• **Task goal**:
Every line below that includes "author" counts toward the total. Report that total alone.
--- BEGIN Exercise material ---
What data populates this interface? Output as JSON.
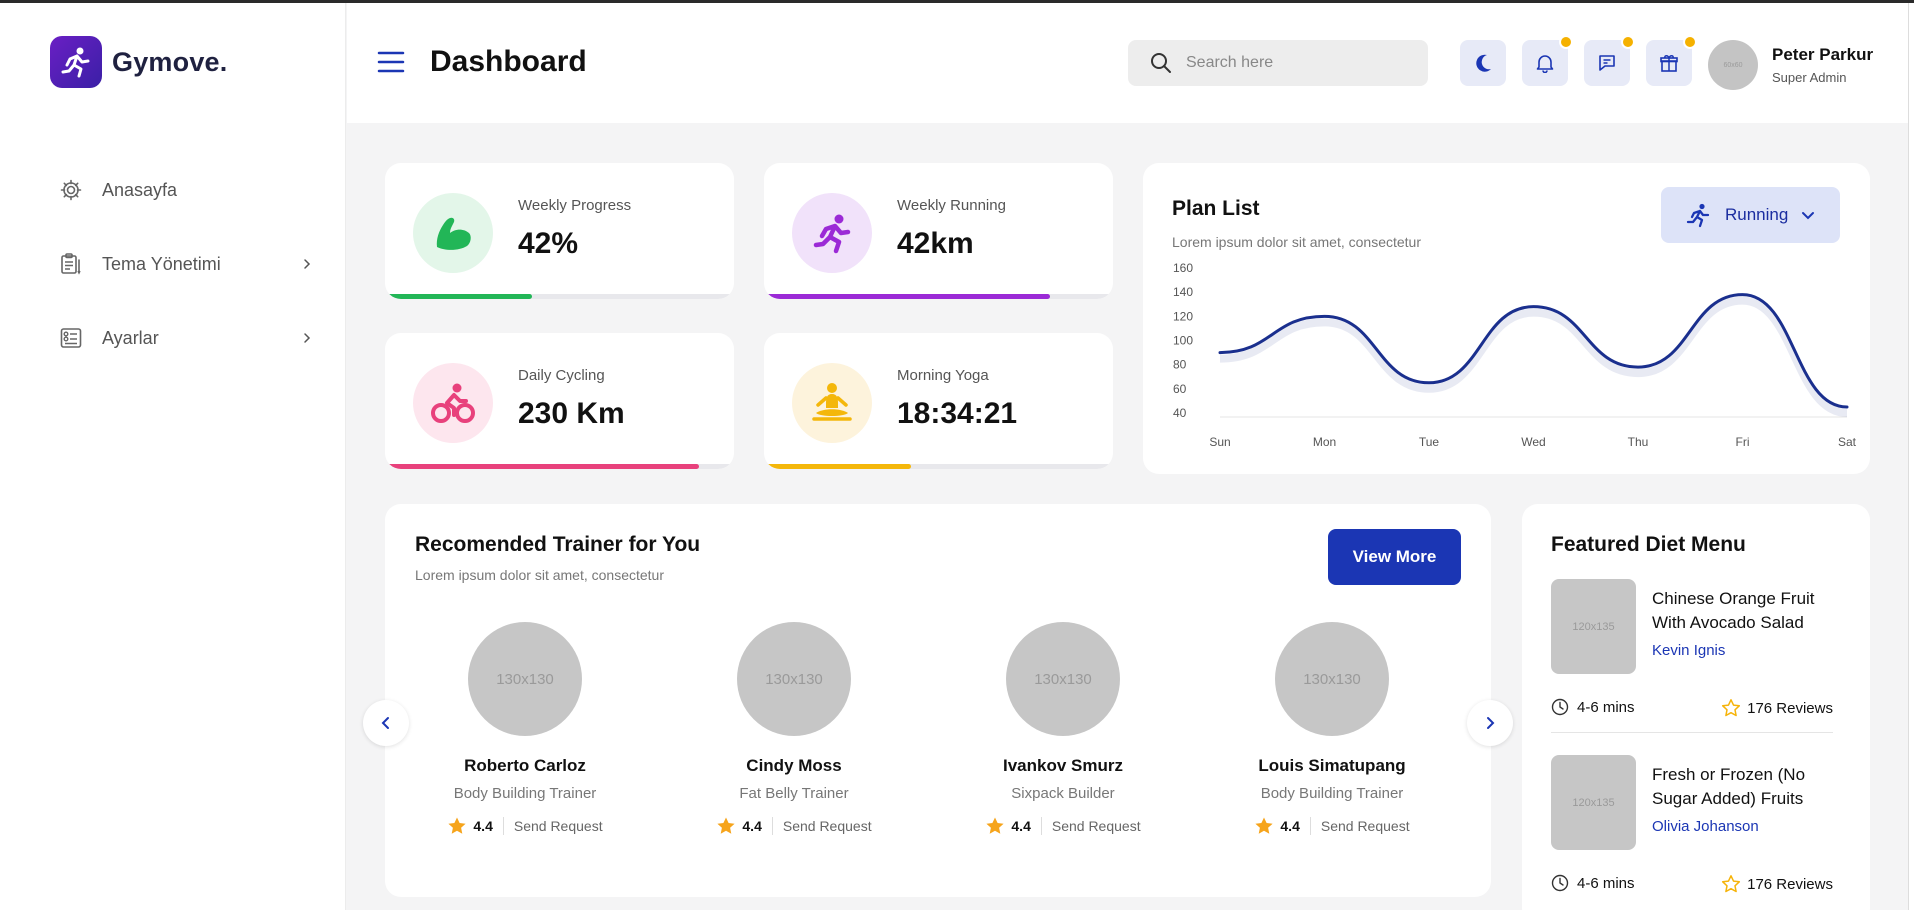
{
  "brand": {
    "name": "Gymove",
    "dot": "."
  },
  "sidebar": {
    "items": [
      {
        "label": "Anasayfa",
        "icon": "gear-icon",
        "has_chevron": false
      },
      {
        "label": "Tema Yönetimi",
        "icon": "clipboard-icon",
        "has_chevron": true
      },
      {
        "label": "Ayarlar",
        "icon": "settings-list-icon",
        "has_chevron": true
      }
    ]
  },
  "header": {
    "title": "Dashboard",
    "search_placeholder": "Search here",
    "user": {
      "name": "Peter Parkur",
      "role": "Super Admin",
      "avatar_text": "60x60"
    }
  },
  "stats": [
    {
      "label": "Weekly Progress",
      "value": "42%",
      "progress": 0.42,
      "color": "#22b657",
      "bg": "#e3f6e9",
      "icon": "flexed-arm-icon"
    },
    {
      "label": "Weekly Running",
      "value": "42km",
      "progress": 0.82,
      "color": "#9b2ad6",
      "bg": "#f1e2fa",
      "icon": "running-icon"
    },
    {
      "label": "Daily Cycling",
      "value": "230 Km",
      "progress": 0.9,
      "color": "#e8417c",
      "bg": "#fde6ee",
      "icon": "cycling-icon"
    },
    {
      "label": "Morning Yoga",
      "value": "18:34:21",
      "progress": 0.42,
      "color": "#f4b70b",
      "bg": "#fdf3dc",
      "icon": "yoga-icon"
    }
  ],
  "plan": {
    "title": "Plan List",
    "subtitle": "Lorem ipsum dolor sit amet, consectetur",
    "dropdown_label": "Running"
  },
  "chart_data": {
    "type": "line",
    "title": "",
    "categories": [
      "Sun",
      "Mon",
      "Tue",
      "Wed",
      "Thu",
      "Fri",
      "Sat"
    ],
    "x": [
      "Sun",
      "Mon",
      "Tue",
      "Wed",
      "Thu",
      "Fri",
      "Sat"
    ],
    "series": [
      {
        "values": [
          90,
          120,
          65,
          128,
          78,
          138,
          45
        ]
      }
    ],
    "yticks": [
      160,
      140,
      120,
      100,
      80,
      60,
      40
    ],
    "ylim": [
      40,
      160
    ],
    "grid": false,
    "color": "#1a2f8e"
  },
  "trainers": {
    "title": "Recomended Trainer for You",
    "subtitle": "Lorem ipsum dolor sit amet, consectetur",
    "view_more": "View More",
    "request_label": "Send Request",
    "items": [
      {
        "name": "Roberto Carloz",
        "role": "Body Building Trainer",
        "rating": "4.4",
        "photo": "130x130"
      },
      {
        "name": "Cindy Moss",
        "role": "Fat Belly Trainer",
        "rating": "4.4",
        "photo": "130x130"
      },
      {
        "name": "Ivankov Smurz",
        "role": "Sixpack Builder",
        "rating": "4.4",
        "photo": "130x130"
      },
      {
        "name": "Louis Simatupang",
        "role": "Body Building Trainer",
        "rating": "4.4",
        "photo": "130x130"
      }
    ]
  },
  "diet": {
    "title": "Featured Diet Menu",
    "items": [
      {
        "name": "Chinese Orange Fruit With Avocado Salad",
        "author": "Kevin Ignis",
        "time": "4-6 mins",
        "reviews": "176 Reviews",
        "photo": "120x135"
      },
      {
        "name": "Fresh or Frozen (No Sugar Added) Fruits",
        "author": "Olivia Johanson",
        "time": "4-6 mins",
        "reviews": "176 Reviews",
        "photo": "120x135"
      }
    ]
  }
}
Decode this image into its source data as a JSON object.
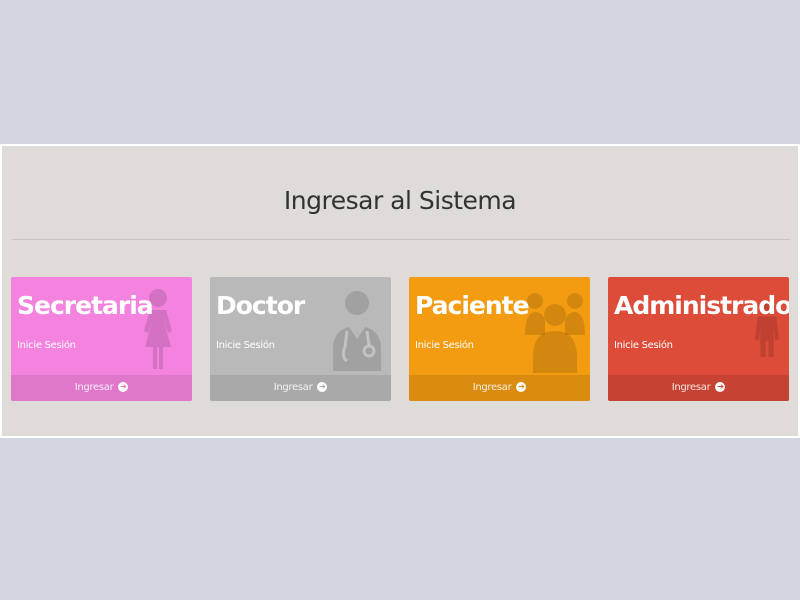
{
  "panel": {
    "title": "Ingresar al Sistema"
  },
  "cards": [
    {
      "title": "Secretaria",
      "subtitle": "Inicie Sesión",
      "footer_label": "Ingresar",
      "icon": "female-icon",
      "color": "#f383df",
      "footer_color": "#df77cb"
    },
    {
      "title": "Doctor",
      "subtitle": "Inicie Sesión",
      "footer_label": "Ingresar",
      "icon": "user-md-icon",
      "color": "#b9b9b9",
      "footer_color": "#a9a9a9"
    },
    {
      "title": "Paciente",
      "subtitle": "Inicie Sesión",
      "footer_label": "Ingresar",
      "icon": "users-icon",
      "color": "#f39c12",
      "footer_color": "#da8c10"
    },
    {
      "title": "Administrador",
      "subtitle": "Inicie Sesión",
      "footer_label": "Ingresar",
      "icon": "male-icon",
      "color": "#dd4b39",
      "footer_color": "#c64333"
    }
  ],
  "icons": {
    "footer_arrow": "arrow-circle-right-icon"
  }
}
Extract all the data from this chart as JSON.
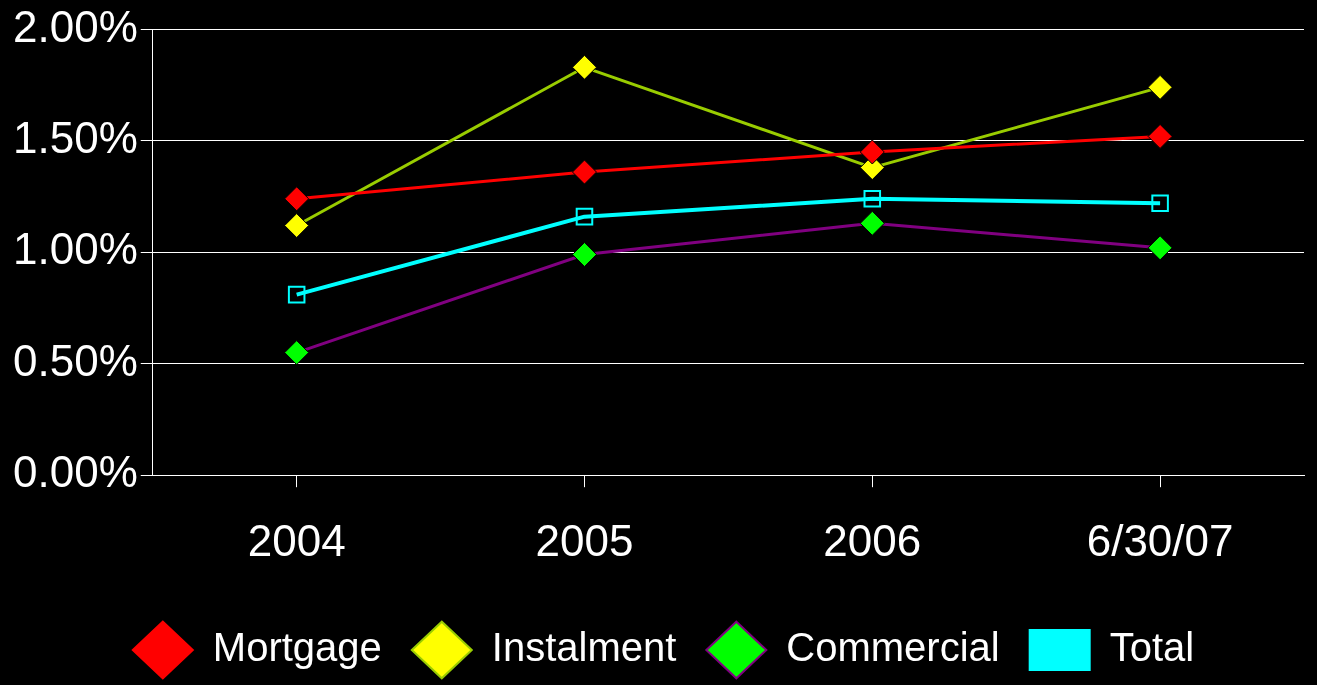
--- END Exercise material ---
• **Written response**:
2